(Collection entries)
----------------------------------------

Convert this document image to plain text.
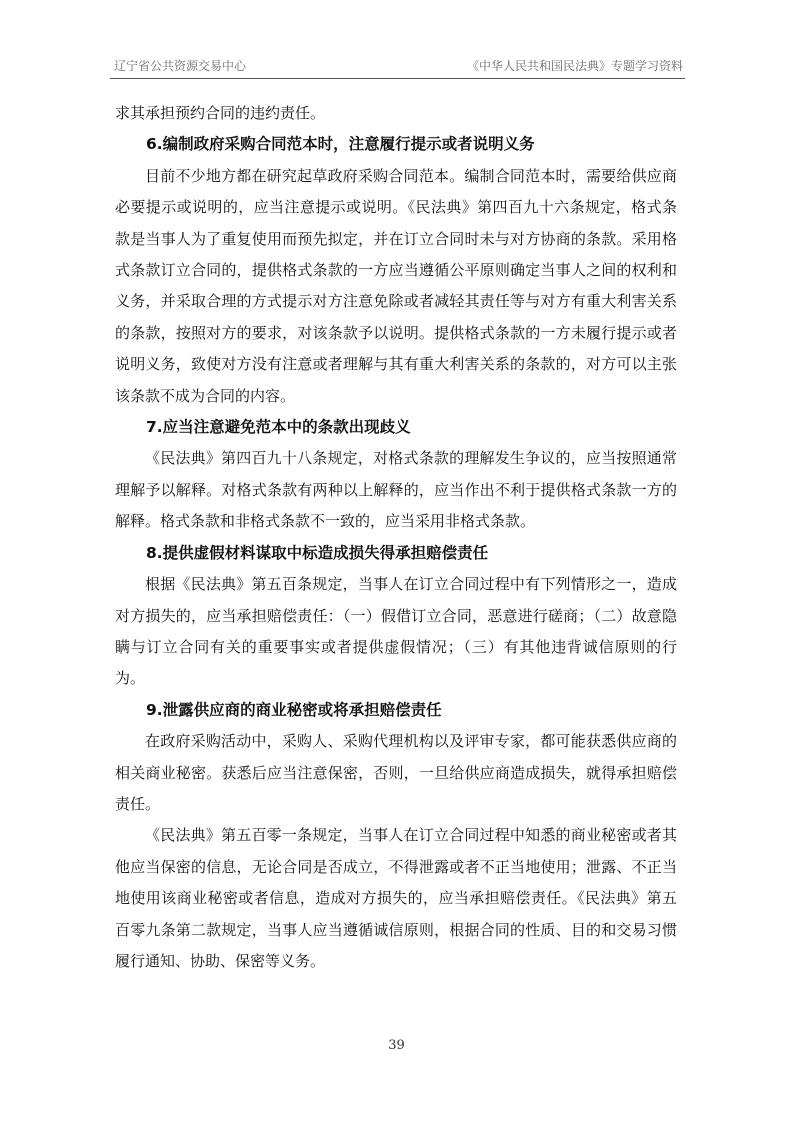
辽宁省公共资源交易中心	《中华人民共和国民法典》专题学习资料

求其承担预约合同的违约责任。

6.编制政府采购合同范本时，注意履行提示或者说明义务

目前不少地方都在研究起草政府采购合同范本。编制合同范本时，需要给供应商必要提示或说明的，应当注意提示或说明。《民法典》第四百九十六条规定，格式条款是当事人为了重复使用而预先拟定，并在订立合同时未与对方协商的条款。采用格式条款订立合同的，提供格式条款的一方应当遵循公平原则确定当事人之间的权利和义务，并采取合理的方式提示对方注意免除或者减轻其责任等与对方有重大利害关系的条款，按照对方的要求，对该条款予以说明。提供格式条款的一方未履行提示或者说明义务，致使对方没有注意或者理解与其有重大利害关系的条款的，对方可以主张该条款不成为合同的内容。

7.应当注意避免范本中的条款出现歧义

《民法典》第四百九十八条规定，对格式条款的理解发生争议的，应当按照通常理解予以解释。对格式条款有两种以上解释的，应当作出不利于提供格式条款一方的解释。格式条款和非格式条款不一致的，应当采用非格式条款。

8.提供虚假材料谋取中标造成损失得承担赔偿责任

根据《民法典》第五百条规定，当事人在订立合同过程中有下列情形之一，造成对方损失的，应当承担赔偿责任：（一）假借订立合同，恶意进行磋商；（二）故意隐瞒与订立合同有关的重要事实或者提供虚假情况；（三）有其他违背诚信原则的行为。

9.泄露供应商的商业秘密或将承担赔偿责任

在政府采购活动中，采购人、采购代理机构以及评审专家，都可能获悉供应商的相关商业秘密。获悉后应当注意保密，否则，一旦给供应商造成损失，就得承担赔偿责任。

《民法典》第五百零一条规定，当事人在订立合同过程中知悉的商业秘密或者其他应当保密的信息，无论合同是否成立，不得泄露或者不正当地使用；泄露、不正当地使用该商业秘密或者信息，造成对方损失的，应当承担赔偿责任。《民法典》第五百零九条第二款规定，当事人应当遵循诚信原则，根据合同的性质、目的和交易习惯履行通知、协助、保密等义务。

39
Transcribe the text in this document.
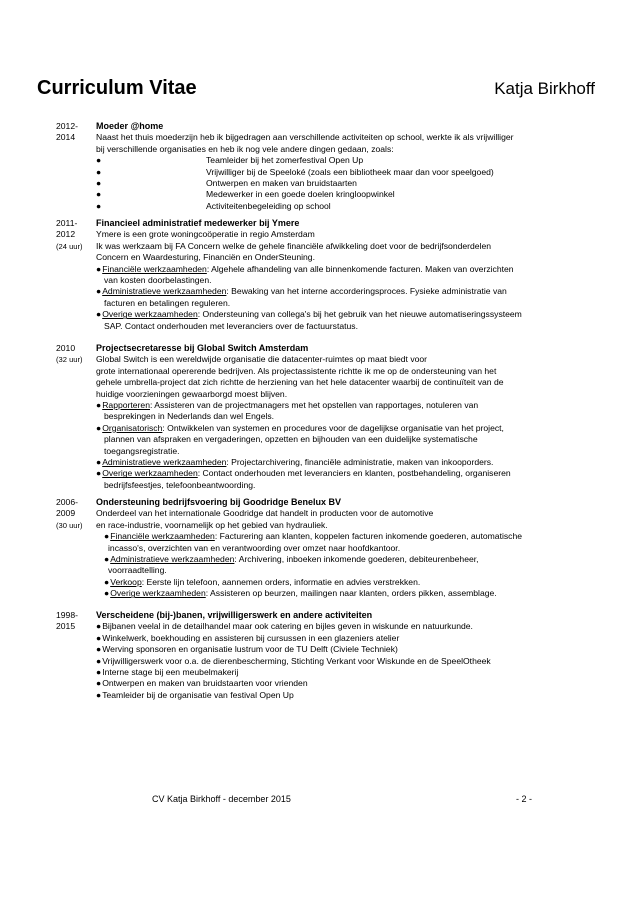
Curriculum Vitae	Katja Birkhoff
2012-
2014
Moeder @home
Naast het thuis moederzijn heb ik bijgedragen aan verschillende activiteiten op school, werkte ik als vrijwilliger
bij verschillende organisaties en heb ik nog vele andere dingen gedaan, zoals:
●	Teamleider bij het zomerfestival Open Up
●	Vrijwilliger bij de Speeloké (zoals een bibliotheek maar dan voor speelgoed)
●	Ontwerpen en maken van bruidstaarten
●	Medewerker in een goede doelen kringloopwinkel
●	Activiteitenbegeleiding op school
2011-
2012
(24 uur)
Financieel administratief medewerker bij Ymere
Ymere is een grote woningcoöperatie in regio Amsterdam
Ik was werkzaam bij FA Concern welke de gehele financiële afwikkeling doet voor de bedrijfsonderdelen
Concern en Waardesturing, Financiën en OnderSteuning.
●Financiële werkzaamheden: Algehele afhandeling van alle binnenkomende facturen. Maken van overzichten
van kosten doorbelastingen.
●Administratieve werkzaamheden: Bewaking van het interne accorderingsproces. Fysieke administratie van
facturen en betalingen reguleren.
●Overige werkzaamheden: Ondersteuning van collega's bij het gebruik van het nieuwe automatiseringssysteem
SAP. Contact onderhouden met leveranciers over de factuurstatus.
2010
(32 uur)
Projectsecretaresse bij Global Switch Amsterdam
Global Switch is een wereldwijde organisatie die datacenter-ruimtes op maat biedt voor
grote internationaal opererende bedrijven. Als projectassistente richtte ik me op de ondersteuning van het
gehele umbrella-project dat zich richtte de herziening van het hele datacenter waarbij de continuïteit van de
huidige voorzieningen gewaarborgd moest blijven.
●Rapporteren: Assisteren van de projectmanagers met het opstellen van rapportages, notuleren van
besprekingen in Nederlands dan wel Engels.
●Organisatorisch: Ontwikkelen van systemen en procedures voor de dagelijkse organisatie van het project,
plannen van afspraken en vergaderingen, opzetten en bijhouden van een duidelijke systematische
toegangsregistratie.
●Administratieve werkzaamheden: Projectarchivering, financiële administratie, maken van inkooporders.
●Overige werkzaamheden: Contact onderhouden met leveranciers en klanten, postbehandeling, organiseren
bedrijfsfeestjes, telefoonbeantwoording.
2006-
2009
(30 uur)
Ondersteuning bedrijfsvoering bij Goodridge Benelux BV
Onderdeel van het internationale Goodridge dat handelt in producten voor de automotive
en race-industrie, voornamelijk op het gebied van hydrauliek.
●Financiële werkzaamheden: Facturering aan klanten, koppelen facturen inkomende goederen, automatische
incasso's, overzichten van en verantwoording over omzet naar hoofdkantoor.
●Administratieve werkzaamheden: Archivering, inboeken inkomende goederen, debiteurenbeheer,
voorraadtelling.
●Verkoop: Eerste lijn telefoon, aannemen orders, informatie en advies verstrekken.
●Overige werkzaamheden: Assisteren op beurzen, mailingen naar klanten, orders pikken, assemblage.
1998-
2015
Verscheidene (bij-)banen, vrijwilligerswerk en andere activiteiten
●Bijbanen veelal in de detailhandel maar ook catering en bijles geven in wiskunde en natuurkunde.
●Winkelwerk, boekhouding en assisteren bij cursussen in een glazeniers atelier
●Werving sponsoren en organisatie lustrum voor de TU Delft (Civiele Techniek)
●Vrijwilligerswerk voor o.a. de dierenbescherming, Stichting Verkant voor Wiskunde en de SpeelOtheek
●Interne stage bij een meubelmakerij
●Ontwerpen en maken van bruidstaarten voor vrienden
●Teamleider bij de organisatie van festival Open Up
CV Katja Birkhoff - december 2015	- 2 -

----------------------------------------

Check every line of the data above for the string "应当承担赔偿责任", and copy those that have it.

### TASK ANSWER
根据《民法典》第五百条规定，当事人在订立合同过程中有下列情形之一，造成对方损失的，应当承担赔偿责任：（一）假借订立合同，恶意进行磋商；（二）故意隐瞒与订立合同有关的重要事实或者提供虚假情况；（三）有其他违背诚信原则的行为。
《民法典》第五百零一条规定，当事人在订立合同过程中知悉的商业秘密或者其他应当保密的信息，无论合同是否成立，不得泄露或者不正当地使用；泄露、不正当地使用该商业秘密或者信息，造成对方损失的，应当承担赔偿责任。《民法典》第五百零九条第二款规定，当事人应当遵循诚信原则，根据合同的性质、目的和交易习惯履行通知、协助、保密等义务。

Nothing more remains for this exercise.